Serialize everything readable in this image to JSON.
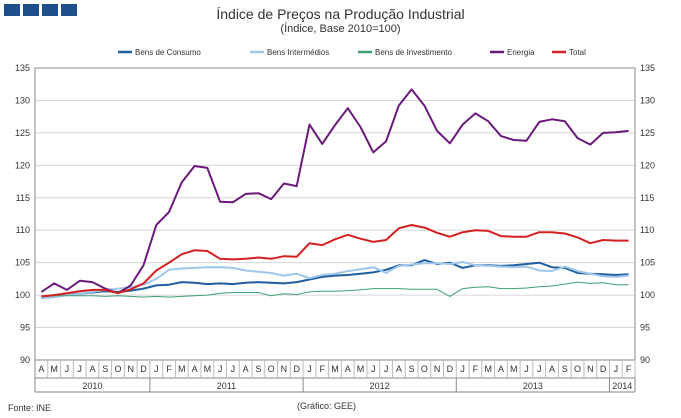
{
  "header": {
    "title": "Índice de Preços na Produção Industrial",
    "subtitle": "(Índice, Base 2010=100)",
    "logo_color": "#1f4e8c"
  },
  "footer": {
    "source": "Fonte: INE",
    "credit": "(Gráfico: GEE)"
  },
  "chart_data": {
    "type": "line",
    "title": "Índice de Preços na Produção Industrial",
    "subtitle": "(Índice, Base 2010=100)",
    "xlabel": "",
    "ylabel": "",
    "ylim": [
      90,
      135
    ],
    "yticks": [
      90,
      95,
      100,
      105,
      110,
      115,
      120,
      125,
      130,
      135
    ],
    "grid": true,
    "legend_position": "top",
    "x": [
      "A",
      "M",
      "J",
      "J",
      "A",
      "S",
      "O",
      "N",
      "D",
      "J",
      "F",
      "M",
      "A",
      "M",
      "J",
      "J",
      "A",
      "S",
      "O",
      "N",
      "D",
      "J",
      "F",
      "M",
      "A",
      "M",
      "J",
      "J",
      "A",
      "S",
      "O",
      "N",
      "D",
      "J",
      "F",
      "M",
      "A",
      "M",
      "J",
      "J",
      "A",
      "S",
      "O",
      "N",
      "D",
      "J",
      "F"
    ],
    "year_groups": [
      {
        "label": "2010",
        "start": 0,
        "count": 9
      },
      {
        "label": "2011",
        "start": 9,
        "count": 12
      },
      {
        "label": "2012",
        "start": 21,
        "count": 12
      },
      {
        "label": "2013",
        "start": 33,
        "count": 12
      },
      {
        "label": "2014",
        "start": 45,
        "count": 2
      }
    ],
    "series": [
      {
        "name": "Bens de Consumo",
        "color": "#1f5fa0",
        "width": 2,
        "values": [
          99.6,
          99.7,
          100.1,
          100.2,
          100.4,
          100.6,
          100.5,
          100.7,
          101.0,
          101.5,
          101.6,
          102.0,
          101.9,
          101.7,
          101.8,
          101.7,
          101.9,
          102.0,
          101.9,
          101.8,
          102.0,
          102.4,
          102.8,
          103.0,
          103.1,
          103.3,
          103.5,
          103.9,
          104.6,
          104.6,
          105.4,
          104.8,
          105.0,
          104.2,
          104.6,
          104.6,
          104.5,
          104.6,
          104.8,
          105.0,
          104.3,
          104.2,
          103.4,
          103.3,
          103.2,
          103.1,
          103.2
        ]
      },
      {
        "name": "Bens Intermédios",
        "color": "#9fc7ea",
        "width": 2,
        "values": [
          99.5,
          99.7,
          100.0,
          100.2,
          100.5,
          100.8,
          101.0,
          101.2,
          101.6,
          102.5,
          103.9,
          104.1,
          104.2,
          104.3,
          104.3,
          104.2,
          103.8,
          103.6,
          103.4,
          103.0,
          103.3,
          102.6,
          103.1,
          103.3,
          103.7,
          104.0,
          104.3,
          103.4,
          104.5,
          104.7,
          104.9,
          104.9,
          104.8,
          105.1,
          104.6,
          104.5,
          104.4,
          104.3,
          104.4,
          103.8,
          103.7,
          104.4,
          103.7,
          103.3,
          102.9,
          102.8,
          103.0
        ]
      },
      {
        "name": "Bens de Investimento",
        "color": "#3fa070",
        "width": 1,
        "values": [
          99.8,
          99.9,
          99.9,
          99.9,
          99.9,
          99.8,
          99.9,
          99.8,
          99.7,
          99.8,
          99.7,
          99.8,
          99.9,
          100.0,
          100.3,
          100.4,
          100.4,
          100.4,
          99.9,
          100.2,
          100.1,
          100.5,
          100.6,
          100.6,
          100.7,
          100.8,
          101.0,
          101.0,
          101.0,
          100.9,
          100.9,
          100.9,
          99.8,
          101.0,
          101.2,
          101.3,
          101.0,
          101.0,
          101.1,
          101.3,
          101.4,
          101.7,
          102.0,
          101.8,
          101.9,
          101.6,
          101.6
        ]
      },
      {
        "name": "Energia",
        "color": "#6a1a7a",
        "width": 2,
        "values": [
          100.5,
          101.8,
          100.8,
          102.2,
          102.0,
          101.0,
          100.3,
          101.5,
          104.6,
          110.8,
          112.8,
          117.4,
          119.9,
          119.6,
          114.4,
          114.3,
          115.6,
          115.7,
          114.8,
          117.2,
          116.8,
          126.3,
          123.3,
          126.2,
          128.8,
          125.9,
          122.0,
          123.7,
          129.2,
          131.7,
          129.2,
          125.3,
          123.4,
          126.3,
          128.0,
          126.8,
          124.5,
          123.9,
          123.8,
          126.7,
          127.1,
          126.8,
          124.2,
          123.2,
          125.0,
          125.1,
          125.3
        ]
      },
      {
        "name": "Total",
        "color": "#d42020",
        "width": 2,
        "values": [
          99.8,
          100.0,
          100.3,
          100.6,
          100.8,
          100.8,
          100.3,
          100.9,
          101.8,
          103.8,
          105.0,
          106.3,
          106.9,
          106.8,
          105.6,
          105.5,
          105.6,
          105.8,
          105.6,
          106.0,
          105.9,
          108.0,
          107.7,
          108.6,
          109.3,
          108.7,
          108.2,
          108.5,
          110.3,
          110.8,
          110.4,
          109.6,
          109.0,
          109.7,
          110.0,
          109.9,
          109.1,
          109.0,
          109.0,
          109.7,
          109.7,
          109.5,
          108.9,
          108.0,
          108.5,
          108.4,
          108.4
        ]
      }
    ]
  }
}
::::
-- Work to complete --
None of the pictures should appear; repeat the records exactly otherwise.

-- Final result --
Serialize everything readable in this image to JSON.
{
  "header": {
    "title": "Índice de Preços na Produção Industrial",
    "subtitle": "(Índice, Base 2010=100)",
    "logo_color": "#1f4e8c"
  },
  "footer": {
    "source": "Fonte: INE",
    "credit": "(Gráfico: GEE)"
  },
  "chart_data": {
    "type": "line",
    "title": "Índice de Preços na Produção Industrial",
    "subtitle": "(Índice, Base 2010=100)",
    "xlabel": "",
    "ylabel": "",
    "ylim": [
      90,
      135
    ],
    "yticks": [
      90,
      95,
      100,
      105,
      110,
      115,
      120,
      125,
      130,
      135
    ],
    "grid": true,
    "legend_position": "top",
    "x": [
      "A",
      "M",
      "J",
      "J",
      "A",
      "S",
      "O",
      "N",
      "D",
      "J",
      "F",
      "M",
      "A",
      "M",
      "J",
      "J",
      "A",
      "S",
      "O",
      "N",
      "D",
      "J",
      "F",
      "M",
      "A",
      "M",
      "J",
      "J",
      "A",
      "S",
      "O",
      "N",
      "D",
      "J",
      "F",
      "M",
      "A",
      "M",
      "J",
      "J",
      "A",
      "S",
      "O",
      "N",
      "D",
      "J",
      "F"
    ],
    "year_groups": [
      {
        "label": "2010",
        "start": 0,
        "count": 9
      },
      {
        "label": "2011",
        "start": 9,
        "count": 12
      },
      {
        "label": "2012",
        "start": 21,
        "count": 12
      },
      {
        "label": "2013",
        "start": 33,
        "count": 12
      },
      {
        "label": "2014",
        "start": 45,
        "count": 2
      }
    ],
    "series": [
      {
        "name": "Bens de Consumo",
        "color": "#1f5fa0",
        "width": 2,
        "values": [
          99.6,
          99.7,
          100.1,
          100.2,
          100.4,
          100.6,
          100.5,
          100.7,
          101.0,
          101.5,
          101.6,
          102.0,
          101.9,
          101.7,
          101.8,
          101.7,
          101.9,
          102.0,
          101.9,
          101.8,
          102.0,
          102.4,
          102.8,
          103.0,
          103.1,
          103.3,
          103.5,
          103.9,
          104.6,
          104.6,
          105.4,
          104.8,
          105.0,
          104.2,
          104.6,
          104.6,
          104.5,
          104.6,
          104.8,
          105.0,
          104.3,
          104.2,
          103.4,
          103.3,
          103.2,
          103.1,
          103.2
        ]
      },
      {
        "name": "Bens Intermédios",
        "color": "#9fc7ea",
        "width": 2,
        "values": [
          99.5,
          99.7,
          100.0,
          100.2,
          100.5,
          100.8,
          101.0,
          101.2,
          101.6,
          102.5,
          103.9,
          104.1,
          104.2,
          104.3,
          104.3,
          104.2,
          103.8,
          103.6,
          103.4,
          103.0,
          103.3,
          102.6,
          103.1,
          103.3,
          103.7,
          104.0,
          104.3,
          103.4,
          104.5,
          104.7,
          104.9,
          104.9,
          104.8,
          105.1,
          104.6,
          104.5,
          104.4,
          104.3,
          104.4,
          103.8,
          103.7,
          104.4,
          103.7,
          103.3,
          102.9,
          102.8,
          103.0
        ]
      },
      {
        "name": "Bens de Investimento",
        "color": "#3fa070",
        "width": 1,
        "values": [
          99.8,
          99.9,
          99.9,
          99.9,
          99.9,
          99.8,
          99.9,
          99.8,
          99.7,
          99.8,
          99.7,
          99.8,
          99.9,
          100.0,
          100.3,
          100.4,
          100.4,
          100.4,
          99.9,
          100.2,
          100.1,
          100.5,
          100.6,
          100.6,
          100.7,
          100.8,
          101.0,
          101.0,
          101.0,
          100.9,
          100.9,
          100.9,
          99.8,
          101.0,
          101.2,
          101.3,
          101.0,
          101.0,
          101.1,
          101.3,
          101.4,
          101.7,
          102.0,
          101.8,
          101.9,
          101.6,
          101.6
        ]
      },
      {
        "name": "Energia",
        "color": "#6a1a7a",
        "width": 2,
        "values": [
          100.5,
          101.8,
          100.8,
          102.2,
          102.0,
          101.0,
          100.3,
          101.5,
          104.6,
          110.8,
          112.8,
          117.4,
          119.9,
          119.6,
          114.4,
          114.3,
          115.6,
          115.7,
          114.8,
          117.2,
          116.8,
          126.3,
          123.3,
          126.2,
          128.8,
          125.9,
          122.0,
          123.7,
          129.2,
          131.7,
          129.2,
          125.3,
          123.4,
          126.3,
          128.0,
          126.8,
          124.5,
          123.9,
          123.8,
          126.7,
          127.1,
          126.8,
          124.2,
          123.2,
          125.0,
          125.1,
          125.3
        ]
      },
      {
        "name": "Total",
        "color": "#d42020",
        "width": 2,
        "values": [
          99.8,
          100.0,
          100.3,
          100.6,
          100.8,
          100.8,
          100.3,
          100.9,
          101.8,
          103.8,
          105.0,
          106.3,
          106.9,
          106.8,
          105.6,
          105.5,
          105.6,
          105.8,
          105.6,
          106.0,
          105.9,
          108.0,
          107.7,
          108.6,
          109.3,
          108.7,
          108.2,
          108.5,
          110.3,
          110.8,
          110.4,
          109.6,
          109.0,
          109.7,
          110.0,
          109.9,
          109.1,
          109.0,
          109.0,
          109.7,
          109.7,
          109.5,
          108.9,
          108.0,
          108.5,
          108.4,
          108.4
        ]
      }
    ]
  }
}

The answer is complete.